◆ REQUEST
Copy every line of the data that contains the string "JSON".

◆ INPUT DATA
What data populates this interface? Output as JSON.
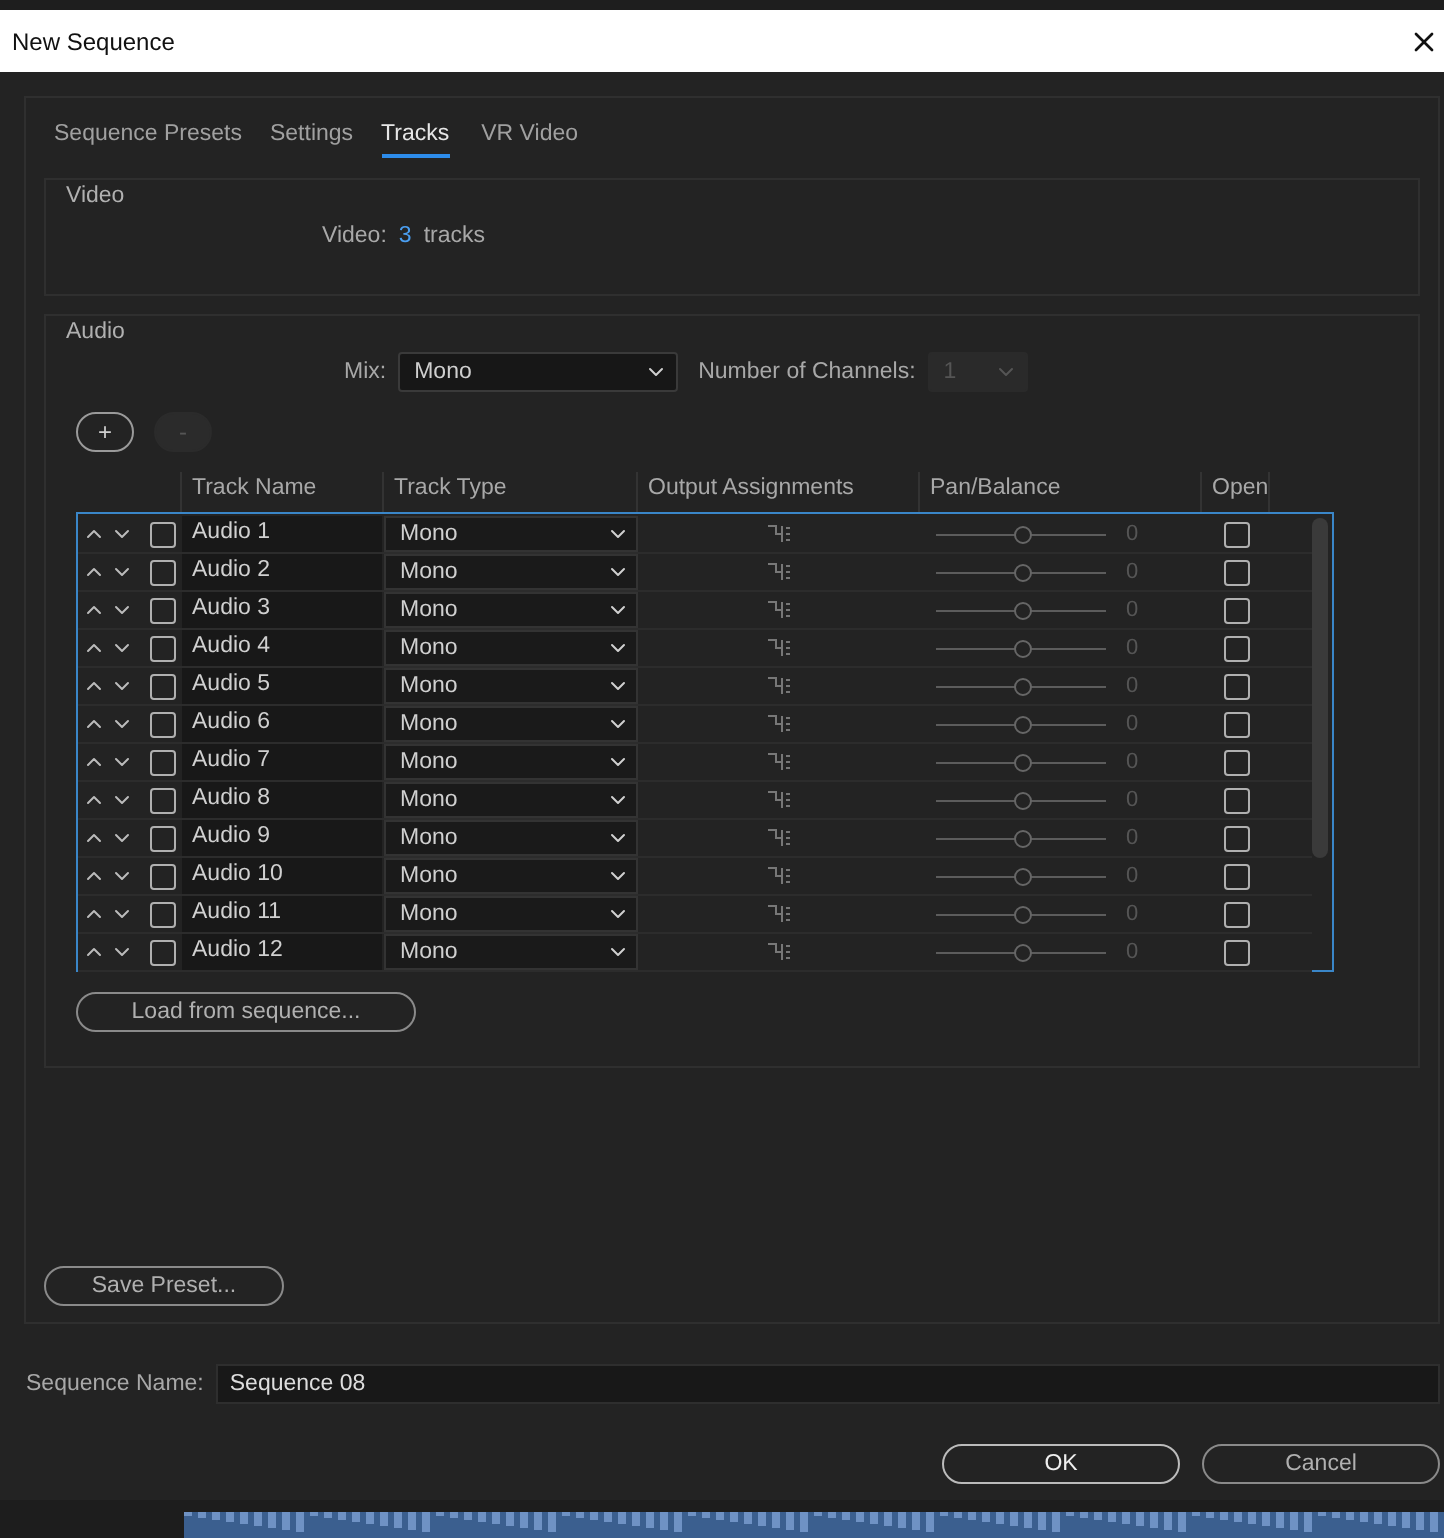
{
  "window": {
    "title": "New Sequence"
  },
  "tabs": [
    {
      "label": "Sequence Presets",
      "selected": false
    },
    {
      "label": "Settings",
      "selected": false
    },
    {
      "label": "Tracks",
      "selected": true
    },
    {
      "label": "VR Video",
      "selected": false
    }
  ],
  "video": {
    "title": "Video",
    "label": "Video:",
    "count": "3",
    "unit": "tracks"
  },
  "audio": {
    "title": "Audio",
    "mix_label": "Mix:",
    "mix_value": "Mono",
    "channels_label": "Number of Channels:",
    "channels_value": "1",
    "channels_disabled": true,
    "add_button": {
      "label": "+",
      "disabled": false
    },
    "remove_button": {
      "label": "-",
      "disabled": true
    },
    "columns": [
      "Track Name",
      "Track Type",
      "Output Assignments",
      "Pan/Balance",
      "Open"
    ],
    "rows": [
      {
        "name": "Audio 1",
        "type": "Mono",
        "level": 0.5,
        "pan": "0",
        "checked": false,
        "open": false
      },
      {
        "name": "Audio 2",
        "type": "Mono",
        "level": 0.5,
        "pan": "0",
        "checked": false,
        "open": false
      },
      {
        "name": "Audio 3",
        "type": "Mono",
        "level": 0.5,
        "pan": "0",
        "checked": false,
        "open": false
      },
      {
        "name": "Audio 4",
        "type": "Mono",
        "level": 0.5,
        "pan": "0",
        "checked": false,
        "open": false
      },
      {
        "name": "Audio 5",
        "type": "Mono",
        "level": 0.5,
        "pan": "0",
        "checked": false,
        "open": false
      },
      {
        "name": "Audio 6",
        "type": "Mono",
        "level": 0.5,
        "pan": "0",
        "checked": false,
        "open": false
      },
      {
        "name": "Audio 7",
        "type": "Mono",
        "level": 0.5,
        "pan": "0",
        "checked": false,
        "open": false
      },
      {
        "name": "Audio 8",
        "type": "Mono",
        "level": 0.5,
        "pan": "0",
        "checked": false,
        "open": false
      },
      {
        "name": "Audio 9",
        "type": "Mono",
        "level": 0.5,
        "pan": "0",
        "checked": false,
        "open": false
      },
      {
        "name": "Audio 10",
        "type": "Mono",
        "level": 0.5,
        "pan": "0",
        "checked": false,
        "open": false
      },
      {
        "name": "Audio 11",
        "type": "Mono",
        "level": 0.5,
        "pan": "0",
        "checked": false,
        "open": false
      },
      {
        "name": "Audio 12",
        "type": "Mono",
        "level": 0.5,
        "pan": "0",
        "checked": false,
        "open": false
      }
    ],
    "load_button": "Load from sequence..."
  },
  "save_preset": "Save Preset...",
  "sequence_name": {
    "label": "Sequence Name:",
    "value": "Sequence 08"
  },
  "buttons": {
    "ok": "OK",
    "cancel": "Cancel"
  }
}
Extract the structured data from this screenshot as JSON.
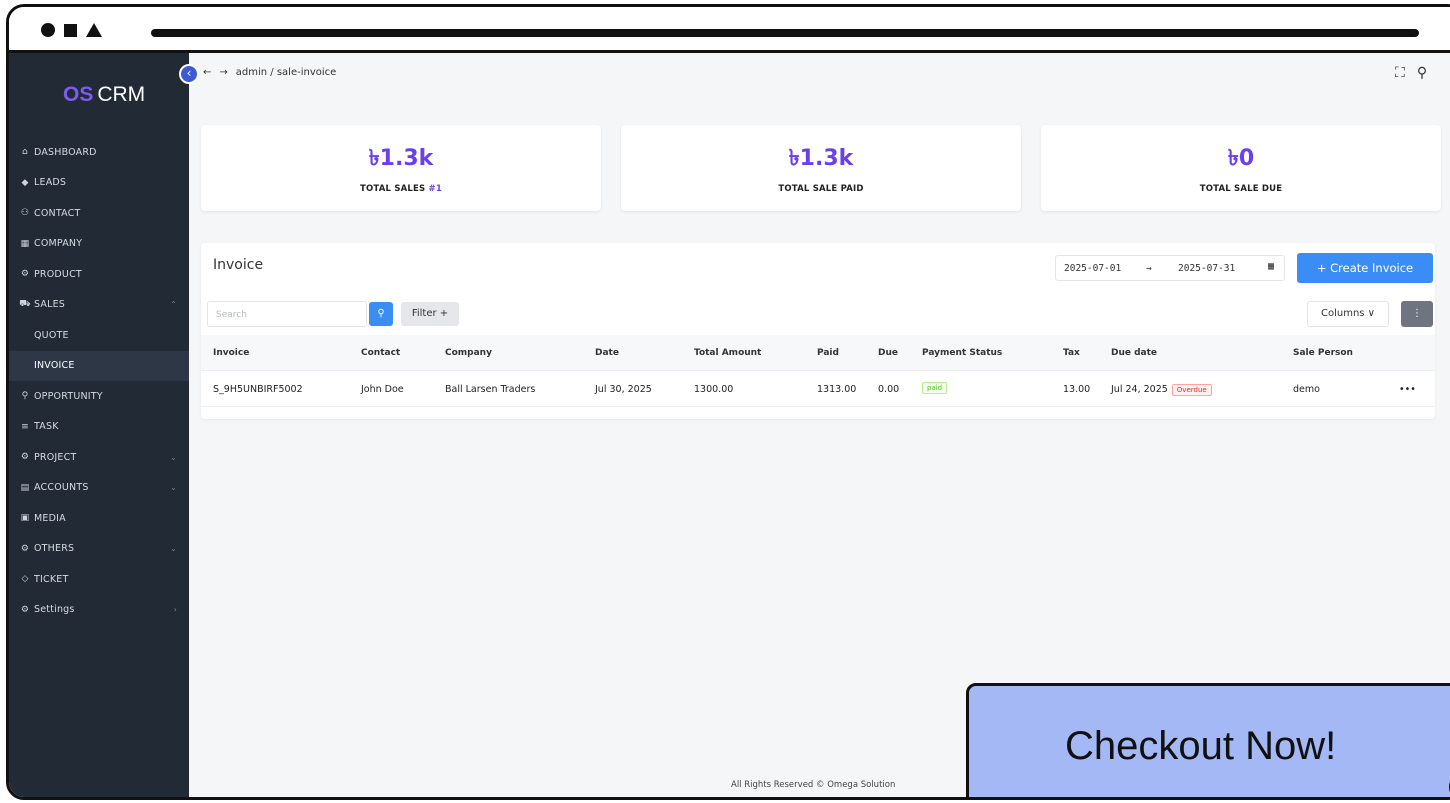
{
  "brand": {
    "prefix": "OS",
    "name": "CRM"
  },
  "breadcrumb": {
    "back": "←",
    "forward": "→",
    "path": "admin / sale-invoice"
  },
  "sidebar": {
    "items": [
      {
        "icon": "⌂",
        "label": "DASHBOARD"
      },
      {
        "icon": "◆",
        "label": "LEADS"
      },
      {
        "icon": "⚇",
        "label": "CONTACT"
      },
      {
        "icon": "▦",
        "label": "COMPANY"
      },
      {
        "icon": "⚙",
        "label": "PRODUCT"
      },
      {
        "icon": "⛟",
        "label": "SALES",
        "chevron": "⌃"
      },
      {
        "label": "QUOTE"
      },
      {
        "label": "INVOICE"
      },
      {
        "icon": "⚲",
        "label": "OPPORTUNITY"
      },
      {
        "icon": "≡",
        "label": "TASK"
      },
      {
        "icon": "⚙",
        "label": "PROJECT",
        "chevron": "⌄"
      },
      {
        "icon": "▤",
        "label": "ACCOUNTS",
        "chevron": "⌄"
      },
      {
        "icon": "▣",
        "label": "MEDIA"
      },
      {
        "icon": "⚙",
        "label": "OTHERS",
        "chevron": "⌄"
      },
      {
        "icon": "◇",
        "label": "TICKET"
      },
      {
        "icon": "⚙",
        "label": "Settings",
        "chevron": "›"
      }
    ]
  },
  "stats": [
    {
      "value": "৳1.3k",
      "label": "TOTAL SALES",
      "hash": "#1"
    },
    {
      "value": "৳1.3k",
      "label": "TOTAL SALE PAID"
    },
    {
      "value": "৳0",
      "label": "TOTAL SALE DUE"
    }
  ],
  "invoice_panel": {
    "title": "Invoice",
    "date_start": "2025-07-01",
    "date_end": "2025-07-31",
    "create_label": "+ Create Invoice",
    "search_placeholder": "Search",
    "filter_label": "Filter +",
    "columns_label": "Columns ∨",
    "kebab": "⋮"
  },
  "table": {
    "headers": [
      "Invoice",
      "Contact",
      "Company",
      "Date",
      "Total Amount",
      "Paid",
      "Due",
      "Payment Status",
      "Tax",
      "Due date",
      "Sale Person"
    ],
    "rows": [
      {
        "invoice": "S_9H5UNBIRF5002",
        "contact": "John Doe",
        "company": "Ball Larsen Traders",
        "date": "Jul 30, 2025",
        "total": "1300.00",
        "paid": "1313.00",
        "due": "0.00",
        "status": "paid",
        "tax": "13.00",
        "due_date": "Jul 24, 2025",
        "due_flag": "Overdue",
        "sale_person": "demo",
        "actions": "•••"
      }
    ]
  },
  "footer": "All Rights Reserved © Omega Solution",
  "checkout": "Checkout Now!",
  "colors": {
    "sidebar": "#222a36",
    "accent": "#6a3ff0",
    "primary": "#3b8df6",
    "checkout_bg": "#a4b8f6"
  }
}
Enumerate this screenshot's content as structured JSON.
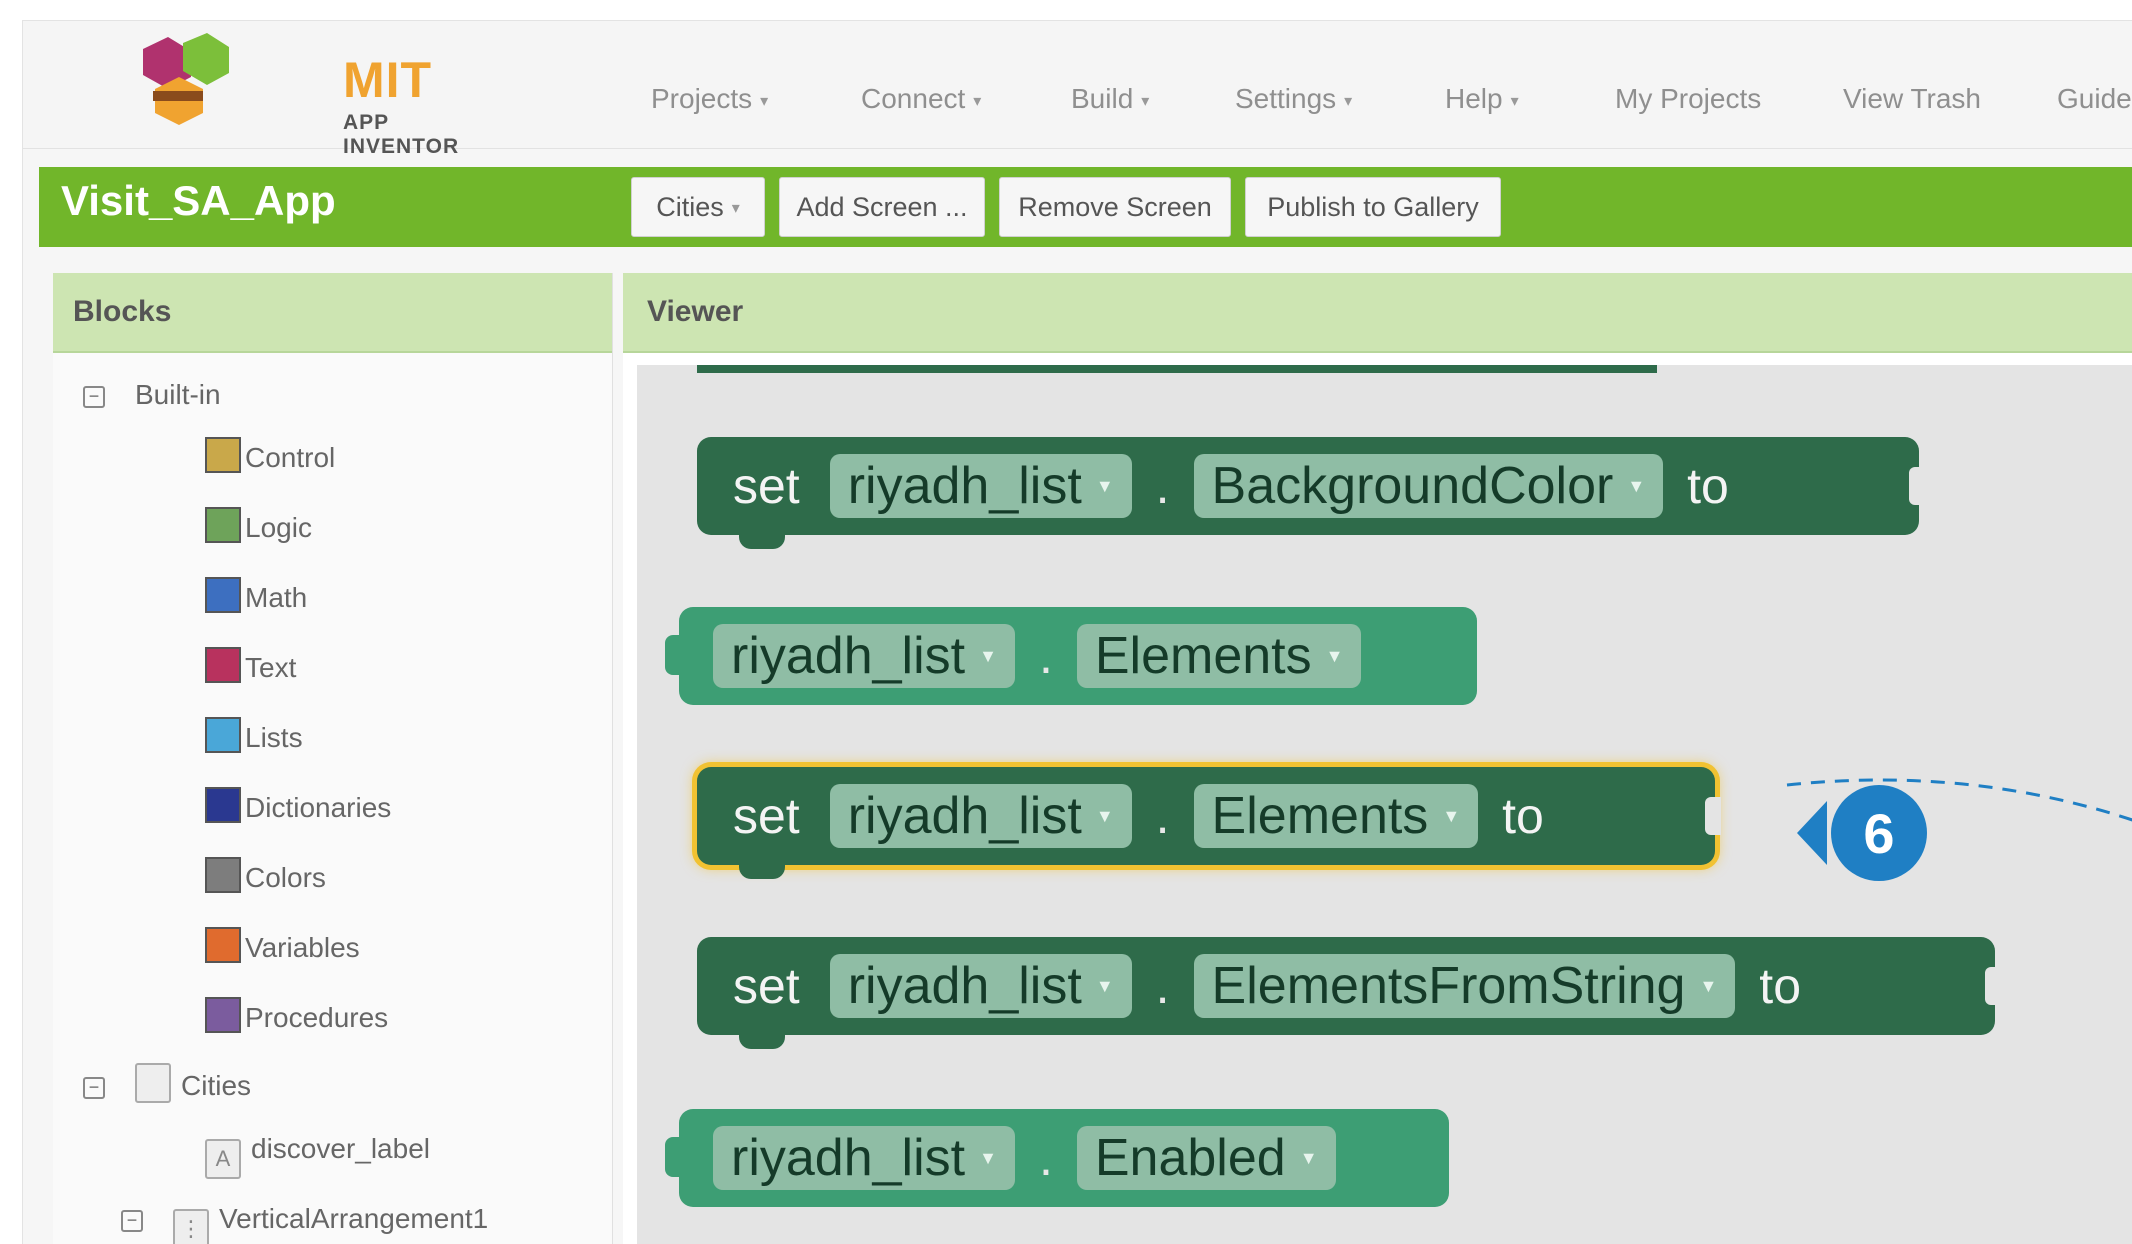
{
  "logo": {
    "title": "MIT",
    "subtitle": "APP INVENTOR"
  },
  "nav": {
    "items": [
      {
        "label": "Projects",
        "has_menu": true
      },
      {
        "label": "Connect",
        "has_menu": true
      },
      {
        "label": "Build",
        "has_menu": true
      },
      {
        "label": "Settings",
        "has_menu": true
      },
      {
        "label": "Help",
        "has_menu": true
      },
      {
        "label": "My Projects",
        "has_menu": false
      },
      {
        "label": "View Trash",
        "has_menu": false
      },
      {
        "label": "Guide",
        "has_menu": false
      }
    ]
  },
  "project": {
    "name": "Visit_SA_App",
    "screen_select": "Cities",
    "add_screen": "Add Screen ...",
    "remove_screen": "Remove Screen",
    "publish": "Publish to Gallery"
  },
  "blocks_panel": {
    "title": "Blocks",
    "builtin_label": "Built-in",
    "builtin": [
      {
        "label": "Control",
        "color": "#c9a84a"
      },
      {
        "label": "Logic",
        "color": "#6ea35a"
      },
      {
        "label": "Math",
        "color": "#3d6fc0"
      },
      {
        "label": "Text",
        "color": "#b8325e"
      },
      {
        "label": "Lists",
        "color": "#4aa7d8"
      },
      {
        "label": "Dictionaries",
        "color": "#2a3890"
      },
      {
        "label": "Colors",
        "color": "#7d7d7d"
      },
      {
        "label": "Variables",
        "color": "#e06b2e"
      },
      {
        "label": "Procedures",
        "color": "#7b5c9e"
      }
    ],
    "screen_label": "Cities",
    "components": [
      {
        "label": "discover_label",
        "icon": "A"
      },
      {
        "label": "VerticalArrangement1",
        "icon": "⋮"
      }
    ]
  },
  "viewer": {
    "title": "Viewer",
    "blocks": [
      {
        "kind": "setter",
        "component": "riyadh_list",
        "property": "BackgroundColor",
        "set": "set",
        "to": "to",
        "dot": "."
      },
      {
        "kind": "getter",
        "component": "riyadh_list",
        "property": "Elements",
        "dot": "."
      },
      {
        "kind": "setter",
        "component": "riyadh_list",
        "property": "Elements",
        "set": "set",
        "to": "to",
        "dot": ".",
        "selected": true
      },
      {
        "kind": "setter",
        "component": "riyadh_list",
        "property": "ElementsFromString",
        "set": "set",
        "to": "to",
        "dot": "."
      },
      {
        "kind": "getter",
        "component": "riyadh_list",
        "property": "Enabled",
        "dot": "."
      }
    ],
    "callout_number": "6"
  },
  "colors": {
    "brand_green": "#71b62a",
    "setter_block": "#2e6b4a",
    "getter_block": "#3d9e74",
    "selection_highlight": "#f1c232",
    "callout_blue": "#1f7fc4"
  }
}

◆ ANSWER TO THE EXERCISE
What data populates this interface? Output as JSON.
Extract the structured data from this screenshot as JSON.
Enumerate this screenshot's content as structured JSON.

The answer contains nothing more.